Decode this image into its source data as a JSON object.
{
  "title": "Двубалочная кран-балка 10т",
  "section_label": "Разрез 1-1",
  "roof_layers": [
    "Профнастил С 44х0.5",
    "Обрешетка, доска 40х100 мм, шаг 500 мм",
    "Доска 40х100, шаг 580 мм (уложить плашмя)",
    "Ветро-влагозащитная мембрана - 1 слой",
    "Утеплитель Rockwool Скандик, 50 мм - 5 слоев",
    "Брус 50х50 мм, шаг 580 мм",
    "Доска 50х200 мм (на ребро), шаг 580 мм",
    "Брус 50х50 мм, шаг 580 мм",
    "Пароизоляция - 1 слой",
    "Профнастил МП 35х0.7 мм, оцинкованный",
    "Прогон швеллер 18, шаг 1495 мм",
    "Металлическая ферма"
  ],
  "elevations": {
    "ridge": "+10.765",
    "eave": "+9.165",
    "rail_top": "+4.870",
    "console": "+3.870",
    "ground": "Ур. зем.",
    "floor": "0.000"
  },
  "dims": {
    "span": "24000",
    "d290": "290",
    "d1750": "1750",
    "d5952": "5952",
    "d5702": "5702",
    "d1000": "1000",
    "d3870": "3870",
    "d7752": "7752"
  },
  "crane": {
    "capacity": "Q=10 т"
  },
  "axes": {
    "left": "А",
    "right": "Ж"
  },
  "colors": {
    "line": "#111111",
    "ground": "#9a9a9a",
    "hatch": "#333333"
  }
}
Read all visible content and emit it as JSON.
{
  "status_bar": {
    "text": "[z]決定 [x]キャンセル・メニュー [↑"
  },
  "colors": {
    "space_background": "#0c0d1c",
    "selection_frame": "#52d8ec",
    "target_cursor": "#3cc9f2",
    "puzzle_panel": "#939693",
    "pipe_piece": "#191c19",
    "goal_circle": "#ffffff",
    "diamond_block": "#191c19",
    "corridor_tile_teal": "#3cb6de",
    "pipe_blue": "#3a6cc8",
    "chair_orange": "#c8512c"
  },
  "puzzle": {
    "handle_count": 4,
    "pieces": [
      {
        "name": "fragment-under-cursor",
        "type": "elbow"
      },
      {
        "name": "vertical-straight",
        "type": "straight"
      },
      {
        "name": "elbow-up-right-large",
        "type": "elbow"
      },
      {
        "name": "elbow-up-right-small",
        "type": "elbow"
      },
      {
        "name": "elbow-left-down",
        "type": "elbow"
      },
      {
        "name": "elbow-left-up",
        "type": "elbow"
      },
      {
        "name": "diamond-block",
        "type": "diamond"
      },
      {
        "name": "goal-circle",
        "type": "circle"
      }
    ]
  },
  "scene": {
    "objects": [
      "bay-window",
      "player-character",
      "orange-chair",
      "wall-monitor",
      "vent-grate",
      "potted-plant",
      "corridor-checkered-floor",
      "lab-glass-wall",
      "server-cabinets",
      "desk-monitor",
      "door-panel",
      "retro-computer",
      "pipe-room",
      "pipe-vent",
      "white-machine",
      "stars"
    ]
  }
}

TASK TO COMPLETE ->
Write every record out again, unaltered.

RESPONSE ->
Decode this image into its source data as a JSON object.
{
  "title": "Двубалочная кран-балка 10т",
  "section_label": "Разрез 1-1",
  "roof_layers": [
    "Профнастил С 44х0.5",
    "Обрешетка, доска 40х100 мм, шаг 500 мм",
    "Доска 40х100, шаг 580 мм (уложить плашмя)",
    "Ветро-влагозащитная мембрана - 1 слой",
    "Утеплитель Rockwool Скандик, 50 мм - 5 слоев",
    "Брус 50х50 мм, шаг 580 мм",
    "Доска 50х200 мм (на ребро), шаг 580 мм",
    "Брус 50х50 мм, шаг 580 мм",
    "Пароизоляция - 1 слой",
    "Профнастил МП 35х0.7 мм, оцинкованный",
    "Прогон швеллер 18, шаг 1495 мм",
    "Металлическая ферма"
  ],
  "elevations": {
    "ridge": "+10.765",
    "eave": "+9.165",
    "rail_top": "+4.870",
    "console": "+3.870",
    "ground": "Ур. зем.",
    "floor": "0.000"
  },
  "dims": {
    "span": "24000",
    "d290": "290",
    "d1750": "1750",
    "d5952": "5952",
    "d5702": "5702",
    "d1000": "1000",
    "d3870": "3870",
    "d7752": "7752"
  },
  "crane": {
    "capacity": "Q=10 т"
  },
  "axes": {
    "left": "А",
    "right": "Ж"
  },
  "colors": {
    "line": "#111111",
    "ground": "#9a9a9a",
    "hatch": "#333333"
  }
}
Read all visible content and emit it as JSON.
{
  "status_bar": {
    "text": "[z]決定 [x]キャンセル・メニュー [↑"
  },
  "colors": {
    "space_background": "#0c0d1c",
    "selection_frame": "#52d8ec",
    "target_cursor": "#3cc9f2",
    "puzzle_panel": "#939693",
    "pipe_piece": "#191c19",
    "goal_circle": "#ffffff",
    "diamond_block": "#191c19",
    "corridor_tile_teal": "#3cb6de",
    "pipe_blue": "#3a6cc8",
    "chair_orange": "#c8512c"
  },
  "puzzle": {
    "handle_count": 4,
    "pieces": [
      {
        "name": "fragment-under-cursor",
        "type": "elbow"
      },
      {
        "name": "vertical-straight",
        "type": "straight"
      },
      {
        "name": "elbow-up-right-large",
        "type": "elbow"
      },
      {
        "name": "elbow-up-right-small",
        "type": "elbow"
      },
      {
        "name": "elbow-left-down",
        "type": "elbow"
      },
      {
        "name": "elbow-left-up",
        "type": "elbow"
      },
      {
        "name": "diamond-block",
        "type": "diamond"
      },
      {
        "name": "goal-circle",
        "type": "circle"
      }
    ]
  },
  "scene": {
    "objects": [
      "bay-window",
      "player-character",
      "orange-chair",
      "wall-monitor",
      "vent-grate",
      "potted-plant",
      "corridor-checkered-floor",
      "lab-glass-wall",
      "server-cabinets",
      "desk-monitor",
      "door-panel",
      "retro-computer",
      "pipe-room",
      "pipe-vent",
      "white-machine",
      "stars"
    ]
  }
}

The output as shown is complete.